▸ What is needed: Where a line in the listing contains the string "horario", copy that line out.
※
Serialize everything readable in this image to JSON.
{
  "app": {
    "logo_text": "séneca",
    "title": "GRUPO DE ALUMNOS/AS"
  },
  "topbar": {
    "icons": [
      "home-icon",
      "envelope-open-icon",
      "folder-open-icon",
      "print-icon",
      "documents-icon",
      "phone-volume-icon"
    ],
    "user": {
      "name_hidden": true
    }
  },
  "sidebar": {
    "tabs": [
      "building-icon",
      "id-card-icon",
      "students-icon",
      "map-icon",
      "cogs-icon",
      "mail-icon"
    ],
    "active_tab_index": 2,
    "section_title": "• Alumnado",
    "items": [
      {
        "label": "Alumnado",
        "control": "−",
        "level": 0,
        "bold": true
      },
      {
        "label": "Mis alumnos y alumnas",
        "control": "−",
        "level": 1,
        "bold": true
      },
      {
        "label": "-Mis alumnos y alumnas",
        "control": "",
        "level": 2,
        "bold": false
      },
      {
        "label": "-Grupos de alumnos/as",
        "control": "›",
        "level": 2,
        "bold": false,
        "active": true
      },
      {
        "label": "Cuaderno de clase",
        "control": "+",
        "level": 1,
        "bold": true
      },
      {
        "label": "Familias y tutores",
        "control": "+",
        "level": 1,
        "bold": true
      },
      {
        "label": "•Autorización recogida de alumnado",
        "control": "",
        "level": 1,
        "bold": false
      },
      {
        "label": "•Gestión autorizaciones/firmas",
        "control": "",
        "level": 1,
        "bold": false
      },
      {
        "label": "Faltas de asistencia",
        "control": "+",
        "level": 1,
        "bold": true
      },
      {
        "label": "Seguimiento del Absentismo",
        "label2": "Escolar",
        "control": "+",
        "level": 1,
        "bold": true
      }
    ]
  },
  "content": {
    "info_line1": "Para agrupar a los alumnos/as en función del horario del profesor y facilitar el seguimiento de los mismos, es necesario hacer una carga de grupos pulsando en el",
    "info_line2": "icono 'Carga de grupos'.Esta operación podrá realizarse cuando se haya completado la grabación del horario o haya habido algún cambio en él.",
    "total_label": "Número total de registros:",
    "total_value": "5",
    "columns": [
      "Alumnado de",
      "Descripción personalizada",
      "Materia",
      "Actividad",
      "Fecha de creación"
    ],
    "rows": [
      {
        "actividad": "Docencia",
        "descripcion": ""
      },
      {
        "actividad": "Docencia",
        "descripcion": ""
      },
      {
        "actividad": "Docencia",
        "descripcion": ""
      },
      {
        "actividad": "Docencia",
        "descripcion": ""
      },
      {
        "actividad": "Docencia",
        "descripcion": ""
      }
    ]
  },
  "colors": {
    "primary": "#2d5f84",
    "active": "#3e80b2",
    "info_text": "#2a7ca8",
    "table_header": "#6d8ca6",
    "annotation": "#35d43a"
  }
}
※
▸ Result of the exercise:
    "info_line1": "Para agrupar a los alumnos/as en función del horario del profesor y facilitar el seguimiento de los mismos, es necesario hacer una carga de grupos pulsando en el",
    "info_line2": "icono 'Carga de grupos'.Esta operación podrá realizarse cuando se haya completado la grabación del horario o haya habido algún cambio en él.",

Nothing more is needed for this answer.